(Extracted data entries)
----

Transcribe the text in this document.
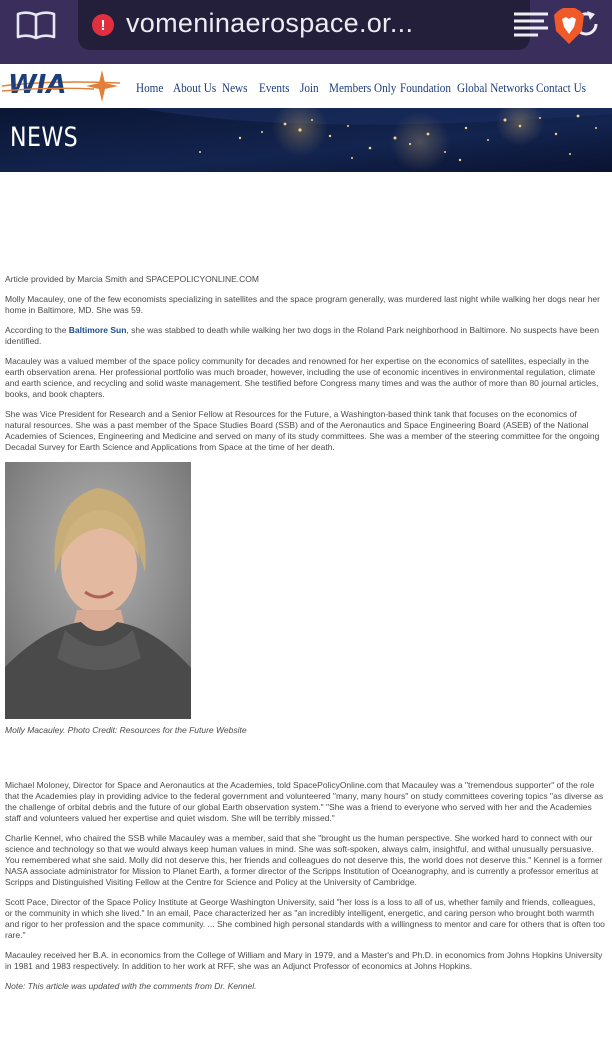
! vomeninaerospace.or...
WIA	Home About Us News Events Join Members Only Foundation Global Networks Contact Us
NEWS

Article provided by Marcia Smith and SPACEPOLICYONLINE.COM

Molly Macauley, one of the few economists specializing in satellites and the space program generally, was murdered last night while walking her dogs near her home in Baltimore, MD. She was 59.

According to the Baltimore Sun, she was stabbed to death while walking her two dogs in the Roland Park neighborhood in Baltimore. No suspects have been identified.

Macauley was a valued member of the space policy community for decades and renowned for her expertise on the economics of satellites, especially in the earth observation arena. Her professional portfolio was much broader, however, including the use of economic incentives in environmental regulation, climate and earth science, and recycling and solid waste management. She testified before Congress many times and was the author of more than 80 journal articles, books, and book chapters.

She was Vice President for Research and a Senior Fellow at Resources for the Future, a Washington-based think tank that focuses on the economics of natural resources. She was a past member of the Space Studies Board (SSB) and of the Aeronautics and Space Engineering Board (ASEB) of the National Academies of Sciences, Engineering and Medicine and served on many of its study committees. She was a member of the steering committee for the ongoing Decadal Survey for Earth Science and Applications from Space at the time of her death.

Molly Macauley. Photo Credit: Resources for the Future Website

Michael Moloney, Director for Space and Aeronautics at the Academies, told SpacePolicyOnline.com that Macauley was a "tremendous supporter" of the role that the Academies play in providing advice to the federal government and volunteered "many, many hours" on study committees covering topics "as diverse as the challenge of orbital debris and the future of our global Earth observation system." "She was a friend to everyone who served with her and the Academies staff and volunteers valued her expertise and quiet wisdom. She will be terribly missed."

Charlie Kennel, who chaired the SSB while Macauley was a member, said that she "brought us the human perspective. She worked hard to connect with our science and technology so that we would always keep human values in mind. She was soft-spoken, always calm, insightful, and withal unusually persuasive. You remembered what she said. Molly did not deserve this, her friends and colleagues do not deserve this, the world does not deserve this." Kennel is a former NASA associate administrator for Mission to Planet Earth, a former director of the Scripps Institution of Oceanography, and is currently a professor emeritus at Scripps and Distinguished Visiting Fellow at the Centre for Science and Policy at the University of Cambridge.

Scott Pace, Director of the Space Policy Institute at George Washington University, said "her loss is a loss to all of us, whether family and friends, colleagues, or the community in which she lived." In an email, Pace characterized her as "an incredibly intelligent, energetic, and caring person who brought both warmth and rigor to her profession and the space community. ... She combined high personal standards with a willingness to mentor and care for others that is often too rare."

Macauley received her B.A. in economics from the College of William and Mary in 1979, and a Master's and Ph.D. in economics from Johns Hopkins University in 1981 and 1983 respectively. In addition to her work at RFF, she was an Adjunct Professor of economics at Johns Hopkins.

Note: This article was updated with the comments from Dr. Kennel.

----

THE TASK:
Pictures in the records above are left out; print everything else exactly as written.

RESULT:
Transcribe the text in this document.
! vomeninaerospace.or...
WIA	Home About Us News Events Join Members Only Foundation Global Networks Contact Us
NEWS

Article provided by Marcia Smith and SPACEPOLICYONLINE.COM

Molly Macauley, one of the few economists specializing in satellites and the space program generally, was murdered last night while walking her dogs near her home in Baltimore, MD. She was 59.

According to the Baltimore Sun, she was stabbed to death while walking her two dogs in the Roland Park neighborhood in Baltimore. No suspects have been identified.

Macauley was a valued member of the space policy community for decades and renowned for her expertise on the economics of satellites, especially in the earth observation arena. Her professional portfolio was much broader, however, including the use of economic incentives in environmental regulation, climate and earth science, and recycling and solid waste management. She testified before Congress many times and was the author of more than 80 journal articles, books, and book chapters.

She was Vice President for Research and a Senior Fellow at Resources for the Future, a Washington-based think tank that focuses on the economics of natural resources. She was a past member of the Space Studies Board (SSB) and of the Aeronautics and Space Engineering Board (ASEB) of the National Academies of Sciences, Engineering and Medicine and served on many of its study committees. She was a member of the steering committee for the ongoing Decadal Survey for Earth Science and Applications from Space at the time of her death.

Molly Macauley. Photo Credit: Resources for the Future Website

Michael Moloney, Director for Space and Aeronautics at the Academies, told SpacePolicyOnline.com that Macauley was a "tremendous supporter" of the role that the Academies play in providing advice to the federal government and volunteered "many, many hours" on study committees covering topics "as diverse as the challenge of orbital debris and the future of our global Earth observation system." "She was a friend to everyone who served with her and the Academies staff and volunteers valued her expertise and quiet wisdom. She will be terribly missed."

Charlie Kennel, who chaired the SSB while Macauley was a member, said that she "brought us the human perspective. She worked hard to connect with our science and technology so that we would always keep human values in mind. She was soft-spoken, always calm, insightful, and withal unusually persuasive. You remembered what she said. Molly did not deserve this, her friends and colleagues do not deserve this, the world does not deserve this." Kennel is a former NASA associate administrator for Mission to Planet Earth, a former director of the Scripps Institution of Oceanography, and is currently a professor emeritus at Scripps and Distinguished Visiting Fellow at the Centre for Science and Policy at the University of Cambridge.

Scott Pace, Director of the Space Policy Institute at George Washington University, said "her loss is a loss to all of us, whether family and friends, colleagues, or the community in which she lived." In an email, Pace characterized her as "an incredibly intelligent, energetic, and caring person who brought both warmth and rigor to her profession and the space community. ... She combined high personal standards with a willingness to mentor and care for others that is often too rare."

Macauley received her B.A. in economics from the College of William and Mary in 1979, and a Master's and Ph.D. in economics from Johns Hopkins University in 1981 and 1983 respectively. In addition to her work at RFF, she was an Adjunct Professor of economics at Johns Hopkins.

Note: This article was updated with the comments from Dr. Kennel.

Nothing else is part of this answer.